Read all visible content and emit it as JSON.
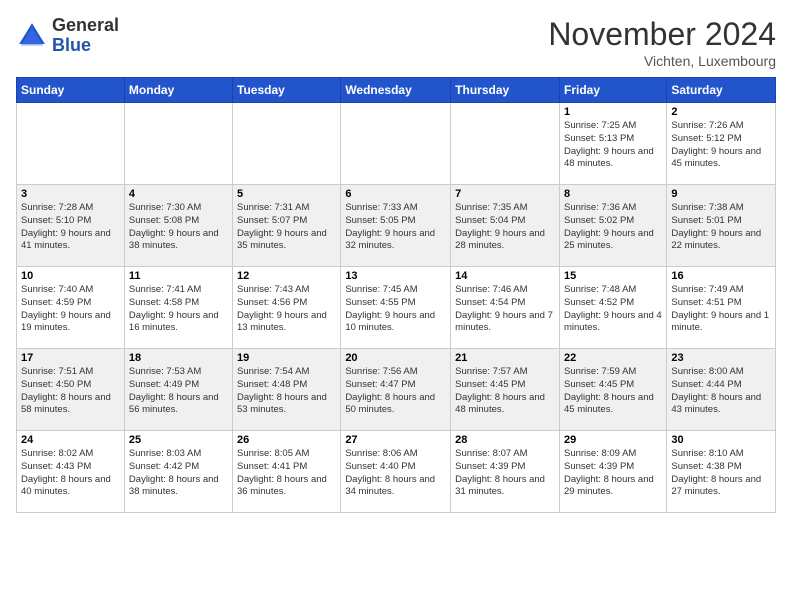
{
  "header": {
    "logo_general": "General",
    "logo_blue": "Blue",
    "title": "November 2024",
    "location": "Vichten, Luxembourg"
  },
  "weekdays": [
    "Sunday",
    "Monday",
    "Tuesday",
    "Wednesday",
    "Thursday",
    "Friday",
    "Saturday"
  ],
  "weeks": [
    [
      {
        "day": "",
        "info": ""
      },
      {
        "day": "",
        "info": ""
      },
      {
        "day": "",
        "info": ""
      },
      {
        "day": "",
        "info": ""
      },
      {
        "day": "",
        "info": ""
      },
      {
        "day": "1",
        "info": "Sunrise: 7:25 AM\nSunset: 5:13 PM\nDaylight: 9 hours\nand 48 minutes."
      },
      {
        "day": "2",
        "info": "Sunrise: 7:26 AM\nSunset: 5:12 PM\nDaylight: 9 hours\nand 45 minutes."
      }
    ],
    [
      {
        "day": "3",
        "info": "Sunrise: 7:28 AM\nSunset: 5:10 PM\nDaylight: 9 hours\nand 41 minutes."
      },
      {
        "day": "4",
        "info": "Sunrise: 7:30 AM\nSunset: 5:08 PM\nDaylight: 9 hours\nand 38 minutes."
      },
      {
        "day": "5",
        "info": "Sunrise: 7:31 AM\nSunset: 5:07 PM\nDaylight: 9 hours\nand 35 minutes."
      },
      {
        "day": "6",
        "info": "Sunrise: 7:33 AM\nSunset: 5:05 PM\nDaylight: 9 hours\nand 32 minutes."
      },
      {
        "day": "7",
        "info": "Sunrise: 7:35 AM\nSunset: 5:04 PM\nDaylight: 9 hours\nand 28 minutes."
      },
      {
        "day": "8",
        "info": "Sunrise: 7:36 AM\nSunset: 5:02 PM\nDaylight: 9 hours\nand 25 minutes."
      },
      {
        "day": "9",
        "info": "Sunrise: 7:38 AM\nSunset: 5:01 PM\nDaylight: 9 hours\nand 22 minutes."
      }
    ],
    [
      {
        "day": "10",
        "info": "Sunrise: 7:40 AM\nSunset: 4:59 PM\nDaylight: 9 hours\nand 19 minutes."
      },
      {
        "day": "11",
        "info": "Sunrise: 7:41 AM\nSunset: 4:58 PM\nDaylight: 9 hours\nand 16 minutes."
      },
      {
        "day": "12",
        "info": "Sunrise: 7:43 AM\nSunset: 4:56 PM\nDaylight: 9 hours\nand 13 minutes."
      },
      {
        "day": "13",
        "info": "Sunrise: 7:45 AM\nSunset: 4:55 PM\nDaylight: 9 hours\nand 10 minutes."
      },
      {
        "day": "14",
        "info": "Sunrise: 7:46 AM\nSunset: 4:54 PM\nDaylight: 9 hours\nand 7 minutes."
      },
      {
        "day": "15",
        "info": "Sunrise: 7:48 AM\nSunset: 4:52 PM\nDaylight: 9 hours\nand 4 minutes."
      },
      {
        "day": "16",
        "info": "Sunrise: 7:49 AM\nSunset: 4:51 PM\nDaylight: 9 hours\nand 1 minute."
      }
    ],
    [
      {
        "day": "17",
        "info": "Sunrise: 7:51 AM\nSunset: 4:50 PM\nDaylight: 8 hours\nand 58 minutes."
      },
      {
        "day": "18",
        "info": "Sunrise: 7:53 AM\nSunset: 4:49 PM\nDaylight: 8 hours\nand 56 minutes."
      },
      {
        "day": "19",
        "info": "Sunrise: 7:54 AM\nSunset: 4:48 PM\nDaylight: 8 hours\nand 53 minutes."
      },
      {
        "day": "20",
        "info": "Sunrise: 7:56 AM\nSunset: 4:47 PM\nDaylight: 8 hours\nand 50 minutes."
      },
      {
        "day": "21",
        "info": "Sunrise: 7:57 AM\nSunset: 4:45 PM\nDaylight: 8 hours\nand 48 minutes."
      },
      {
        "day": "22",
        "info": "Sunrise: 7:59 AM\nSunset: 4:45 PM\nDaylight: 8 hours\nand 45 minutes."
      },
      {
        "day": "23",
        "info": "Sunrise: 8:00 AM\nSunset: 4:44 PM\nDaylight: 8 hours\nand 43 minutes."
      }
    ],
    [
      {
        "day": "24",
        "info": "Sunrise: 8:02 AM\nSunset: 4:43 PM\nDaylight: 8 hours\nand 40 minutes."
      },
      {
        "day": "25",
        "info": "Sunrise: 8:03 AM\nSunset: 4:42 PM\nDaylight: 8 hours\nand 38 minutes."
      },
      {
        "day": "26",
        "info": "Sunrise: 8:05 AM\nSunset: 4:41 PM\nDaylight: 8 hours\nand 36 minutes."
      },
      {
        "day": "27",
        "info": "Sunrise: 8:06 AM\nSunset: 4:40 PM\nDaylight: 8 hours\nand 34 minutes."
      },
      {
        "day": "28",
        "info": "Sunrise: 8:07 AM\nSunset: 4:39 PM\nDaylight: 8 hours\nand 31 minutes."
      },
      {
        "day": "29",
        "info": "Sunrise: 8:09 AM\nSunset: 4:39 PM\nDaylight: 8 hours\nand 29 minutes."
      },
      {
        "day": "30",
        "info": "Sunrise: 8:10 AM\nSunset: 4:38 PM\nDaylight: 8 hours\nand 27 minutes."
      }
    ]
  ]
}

┄┄┄┄┄┄┄┄┄┄┄┄┄┄┄┄┄┄┄┄

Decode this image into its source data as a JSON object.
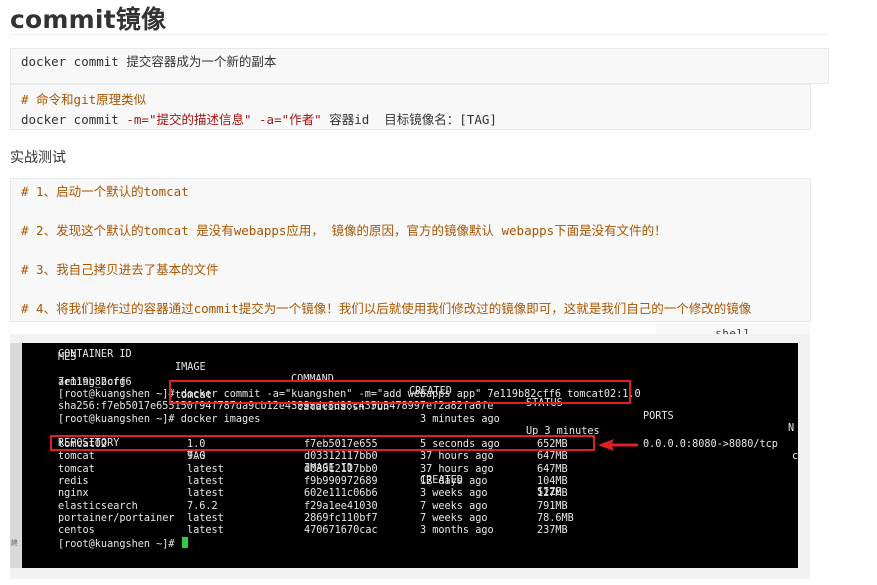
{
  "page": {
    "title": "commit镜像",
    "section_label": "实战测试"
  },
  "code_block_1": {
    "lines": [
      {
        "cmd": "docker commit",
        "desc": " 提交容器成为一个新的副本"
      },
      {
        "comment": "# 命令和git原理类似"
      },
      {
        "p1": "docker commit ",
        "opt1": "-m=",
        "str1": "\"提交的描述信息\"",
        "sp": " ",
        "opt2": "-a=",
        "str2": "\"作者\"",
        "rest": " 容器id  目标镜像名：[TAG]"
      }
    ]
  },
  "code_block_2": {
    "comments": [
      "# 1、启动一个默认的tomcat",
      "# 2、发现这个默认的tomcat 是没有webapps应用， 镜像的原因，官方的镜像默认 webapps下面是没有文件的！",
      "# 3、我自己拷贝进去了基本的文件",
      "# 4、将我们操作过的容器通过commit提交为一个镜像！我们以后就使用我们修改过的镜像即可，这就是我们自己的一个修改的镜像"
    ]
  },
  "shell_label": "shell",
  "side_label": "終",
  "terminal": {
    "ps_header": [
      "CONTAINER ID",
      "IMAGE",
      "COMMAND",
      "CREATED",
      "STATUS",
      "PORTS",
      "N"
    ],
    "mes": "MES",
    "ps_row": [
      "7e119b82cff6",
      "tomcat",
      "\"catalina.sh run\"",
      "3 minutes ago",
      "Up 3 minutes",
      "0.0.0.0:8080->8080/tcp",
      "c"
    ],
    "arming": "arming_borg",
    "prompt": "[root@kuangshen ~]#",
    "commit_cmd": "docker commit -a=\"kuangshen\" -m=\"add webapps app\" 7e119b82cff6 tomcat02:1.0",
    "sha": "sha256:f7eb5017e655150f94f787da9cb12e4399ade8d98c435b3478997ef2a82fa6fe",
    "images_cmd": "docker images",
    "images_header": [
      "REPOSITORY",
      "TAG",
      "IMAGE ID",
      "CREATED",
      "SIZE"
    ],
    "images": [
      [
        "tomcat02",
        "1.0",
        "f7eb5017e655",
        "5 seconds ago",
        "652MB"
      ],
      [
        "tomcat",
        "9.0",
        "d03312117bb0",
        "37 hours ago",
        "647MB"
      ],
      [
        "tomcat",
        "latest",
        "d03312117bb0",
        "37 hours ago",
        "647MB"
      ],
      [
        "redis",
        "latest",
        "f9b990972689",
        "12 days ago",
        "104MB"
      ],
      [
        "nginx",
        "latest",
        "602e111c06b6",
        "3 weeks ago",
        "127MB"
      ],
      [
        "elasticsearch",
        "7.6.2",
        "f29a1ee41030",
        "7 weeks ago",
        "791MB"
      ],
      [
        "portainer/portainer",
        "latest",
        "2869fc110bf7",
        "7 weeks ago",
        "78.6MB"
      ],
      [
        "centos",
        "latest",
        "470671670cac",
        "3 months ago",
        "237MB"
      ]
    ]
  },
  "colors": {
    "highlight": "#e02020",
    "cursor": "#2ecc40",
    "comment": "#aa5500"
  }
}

┄┄┄┄┄┄┄┄┄┄┄┄┄┄┄┄┄┄┄┄

▸ **Short problem**
Find the word "JSON" in the material, then list each line that holds it.

▸ **The completed task**
Read all visible content and emit it as JSON.
Decode this image into its source data as a JSON object.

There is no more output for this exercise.